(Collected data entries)
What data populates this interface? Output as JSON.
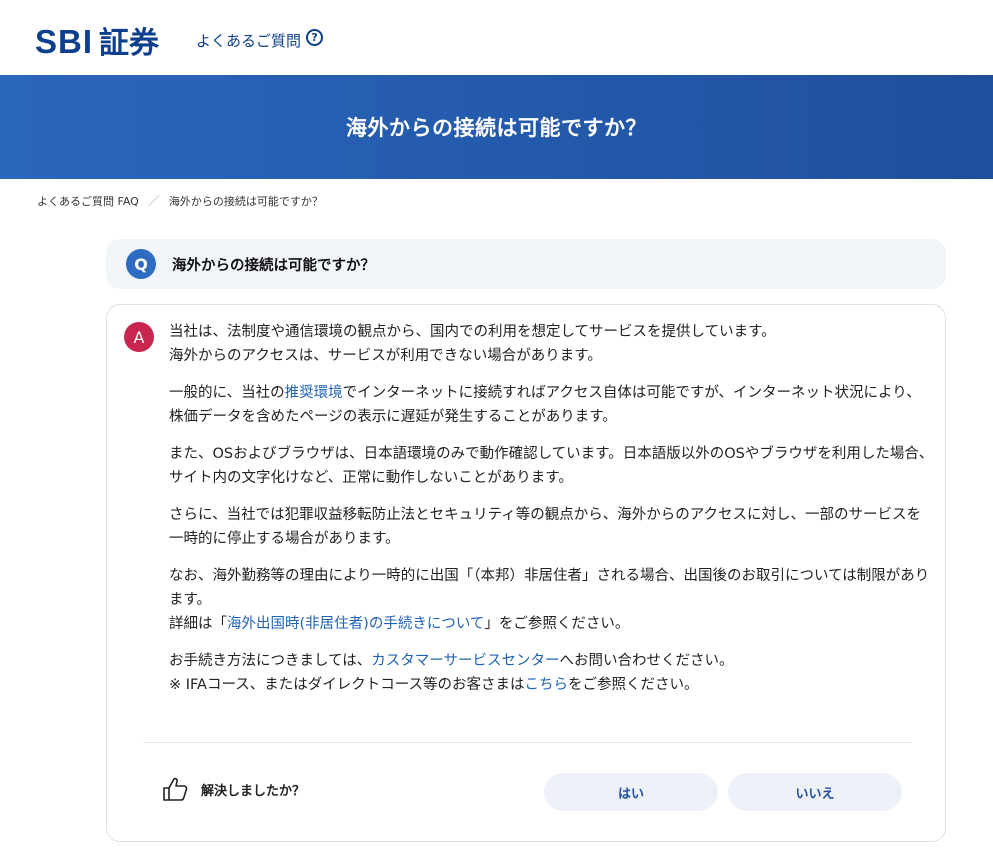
{
  "header": {
    "logo_latin": "SBI",
    "logo_kanji": "証券",
    "faq_link": "よくあるご質問",
    "faq_icon": "question-circle-icon"
  },
  "banner": {
    "title": "海外からの接続は可能ですか？"
  },
  "breadcrumb": {
    "home": "よくあるご質問 FAQ",
    "separator": "／",
    "current": "海外からの接続は可能ですか？"
  },
  "question": {
    "badge": "Q",
    "text": "海外からの接続は可能ですか？"
  },
  "answer": {
    "badge": "A",
    "p1_line1": "当社は、法制度や通信環境の観点から、国内での利用を想定してサービスを提供しています。",
    "p1_line2": "海外からのアクセスは、サービスが利用できない場合があります。",
    "p2_before": "一般的に、当社の",
    "p2_link": "推奨環境",
    "p2_after": "でインターネットに接続すればアクセス自体は可能ですが、インターネット状況により、株価データを含めたページの表示に遅延が発生することがあります。",
    "p3": "また、OSおよびブラウザは、日本語環境のみで動作確認しています。日本語版以外のOSやブラウザを利用した場合、サイト内の文字化けなど、正常に動作しないことがあります。",
    "p4": "さらに、当社では犯罪収益移転防止法とセキュリティ等の観点から、海外からのアクセスに対し、一部のサービスを一時的に停止する場合があります。",
    "p5_line1": "なお、海外勤務等の理由により一時的に出国「（本邦）非居住者」される場合、出国後のお取引については制限があります。",
    "p5_line2_before": "詳細は「",
    "p5_line2_link": "海外出国時(非居住者)の手続きについて",
    "p5_line2_after": "」をご参照ください。",
    "p6_line1_before": "お手続き方法につきましては、",
    "p6_line1_link": "カスタマーサービスセンター",
    "p6_line1_after": "へお問い合わせください。",
    "p6_line2_before": "※ IFAコース、またはダイレクトコース等のお客さまは",
    "p6_line2_link": "こちら",
    "p6_line2_after": "をご参照ください。"
  },
  "feedback": {
    "icon": "thumbs-up-icon",
    "label": "解決しましたか？",
    "yes": "はい",
    "no": "いいえ"
  }
}
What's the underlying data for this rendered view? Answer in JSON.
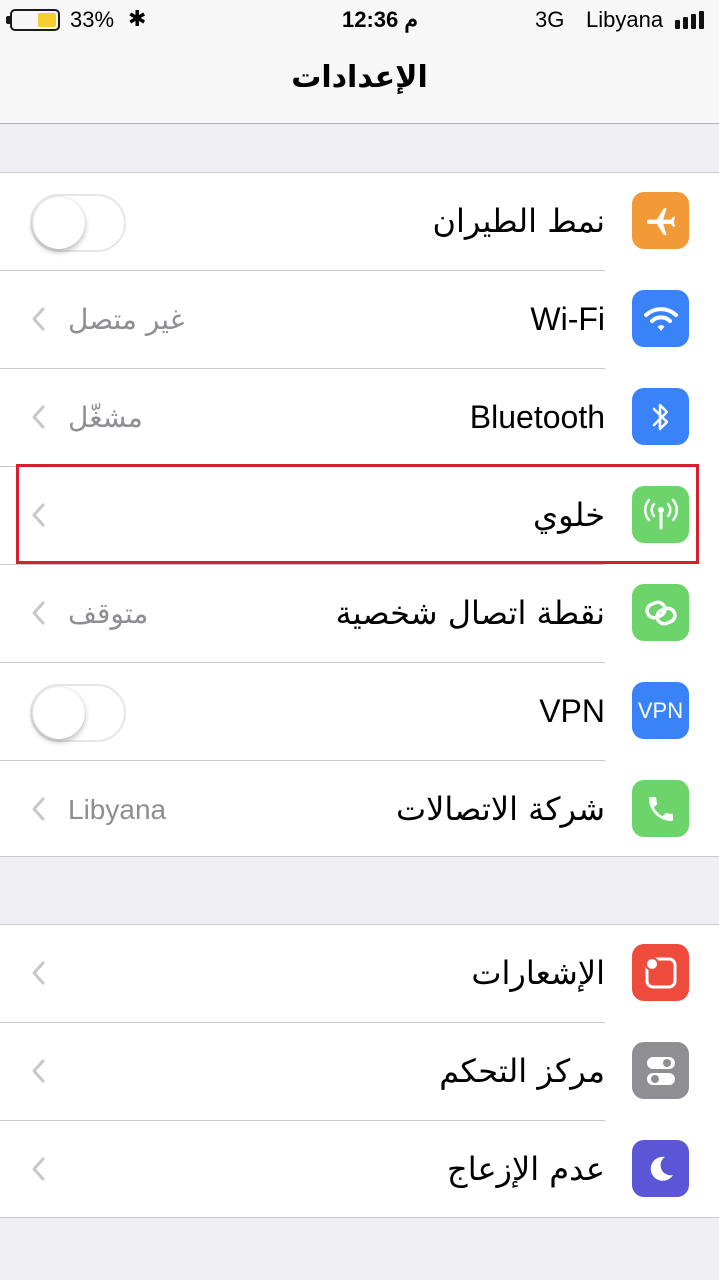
{
  "status_bar": {
    "battery_percent": "33%",
    "battery_level": 0.33,
    "bluetooth_glyph": "✱",
    "time": "12:36 م",
    "network": "3G",
    "carrier": "Libyana",
    "signal_bars": 4
  },
  "nav": {
    "title": "الإعدادات"
  },
  "group1": {
    "rows": [
      {
        "label": "نمط الطيران",
        "icon": "airplane-icon",
        "icon_color": "#f19a37",
        "control": "toggle",
        "toggle_on": false
      },
      {
        "label": "Wi-Fi",
        "value": "غير متصل",
        "icon": "wifi-icon",
        "icon_color": "#3a82f7"
      },
      {
        "label": "Bluetooth",
        "value": "مشغّل",
        "icon": "bluetooth-icon",
        "icon_color": "#3a82f7"
      },
      {
        "label": "خلوي",
        "value": "",
        "icon": "cellular-antenna-icon",
        "icon_color": "#6cd46a"
      },
      {
        "label": "نقطة اتصال شخصية",
        "value": "متوقف",
        "icon": "hotspot-link-icon",
        "icon_color": "#6cd46a"
      },
      {
        "label": "VPN",
        "icon_text": "VPN",
        "icon": "vpn-icon",
        "icon_color": "#3a82f7",
        "control": "toggle",
        "toggle_on": false
      },
      {
        "label": "شركة الاتصالات",
        "value": "Libyana",
        "icon": "phone-icon",
        "icon_color": "#6cd46a"
      }
    ]
  },
  "group2": {
    "rows": [
      {
        "label": "الإشعارات",
        "icon": "notifications-icon",
        "icon_color": "#ee4b3d"
      },
      {
        "label": "مركز التحكم",
        "icon": "control-center-icon",
        "icon_color": "#8e8e93"
      },
      {
        "label": "عدم الإزعاج",
        "icon": "do-not-disturb-moon-icon",
        "icon_color": "#5b56d6"
      }
    ]
  },
  "highlight_color": "#d5202d"
}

(REQUEST) Quote all the lines above exactly as given. Do not include the pictures.

(RESULT)
What data populates this interface? Output as JSON.
{
  "header": {
    "logo_latin": "SBI",
    "logo_kanji": "証券",
    "faq_link": "よくあるご質問",
    "faq_icon": "question-circle-icon"
  },
  "banner": {
    "title": "海外からの接続は可能ですか？"
  },
  "breadcrumb": {
    "home": "よくあるご質問 FAQ",
    "separator": "／",
    "current": "海外からの接続は可能ですか？"
  },
  "question": {
    "badge": "Q",
    "text": "海外からの接続は可能ですか？"
  },
  "answer": {
    "badge": "A",
    "p1_line1": "当社は、法制度や通信環境の観点から、国内での利用を想定してサービスを提供しています。",
    "p1_line2": "海外からのアクセスは、サービスが利用できない場合があります。",
    "p2_before": "一般的に、当社の",
    "p2_link": "推奨環境",
    "p2_after": "でインターネットに接続すればアクセス自体は可能ですが、インターネット状況により、株価データを含めたページの表示に遅延が発生することがあります。",
    "p3": "また、OSおよびブラウザは、日本語環境のみで動作確認しています。日本語版以外のOSやブラウザを利用した場合、サイト内の文字化けなど、正常に動作しないことがあります。",
    "p4": "さらに、当社では犯罪収益移転防止法とセキュリティ等の観点から、海外からのアクセスに対し、一部のサービスを一時的に停止する場合があります。",
    "p5_line1": "なお、海外勤務等の理由により一時的に出国「（本邦）非居住者」される場合、出国後のお取引については制限があります。",
    "p5_line2_before": "詳細は「",
    "p5_line2_link": "海外出国時(非居住者)の手続きについて",
    "p5_line2_after": "」をご参照ください。",
    "p6_line1_before": "お手続き方法につきましては、",
    "p6_line1_link": "カスタマーサービスセンター",
    "p6_line1_after": "へお問い合わせください。",
    "p6_line2_before": "※ IFAコース、またはダイレクトコース等のお客さまは",
    "p6_line2_link": "こちら",
    "p6_line2_after": "をご参照ください。"
  },
  "feedback": {
    "icon": "thumbs-up-icon",
    "label": "解決しましたか？",
    "yes": "はい",
    "no": "いいえ"
  }
}
What's the underlying data for this rendered view? Answer in JSON.
{
  "status_bar": {
    "battery_percent": "33%",
    "battery_level": 0.33,
    "bluetooth_glyph": "✱",
    "time": "12:36 م",
    "network": "3G",
    "carrier": "Libyana",
    "signal_bars": 4
  },
  "nav": {
    "title": "الإعدادات"
  },
  "group1": {
    "rows": [
      {
        "label": "نمط الطيران",
        "icon": "airplane-icon",
        "icon_color": "#f19a37",
        "control": "toggle",
        "toggle_on": false
      },
      {
        "label": "Wi-Fi",
        "value": "غير متصل",
        "icon": "wifi-icon",
        "icon_color": "#3a82f7"
      },
      {
        "label": "Bluetooth",
        "value": "مشغّل",
        "icon": "bluetooth-icon",
        "icon_color": "#3a82f7"
      },
      {
        "label": "خلوي",
        "value": "",
        "icon": "cellular-antenna-icon",
        "icon_color": "#6cd46a"
      },
      {
        "label": "نقطة اتصال شخصية",
        "value": "متوقف",
        "icon": "hotspot-link-icon",
        "icon_color": "#6cd46a"
      },
      {
        "label": "VPN",
        "icon_text": "VPN",
        "icon": "vpn-icon",
        "icon_color": "#3a82f7",
        "control": "toggle",
        "toggle_on": false
      },
      {
        "label": "شركة الاتصالات",
        "value": "Libyana",
        "icon": "phone-icon",
        "icon_color": "#6cd46a"
      }
    ]
  },
  "group2": {
    "rows": [
      {
        "label": "الإشعارات",
        "icon": "notifications-icon",
        "icon_color": "#ee4b3d"
      },
      {
        "label": "مركز التحكم",
        "icon": "control-center-icon",
        "icon_color": "#8e8e93"
      },
      {
        "label": "عدم الإزعاج",
        "icon": "do-not-disturb-moon-icon",
        "icon_color": "#5b56d6"
      }
    ]
  },
  "highlight_color": "#d5202d"
}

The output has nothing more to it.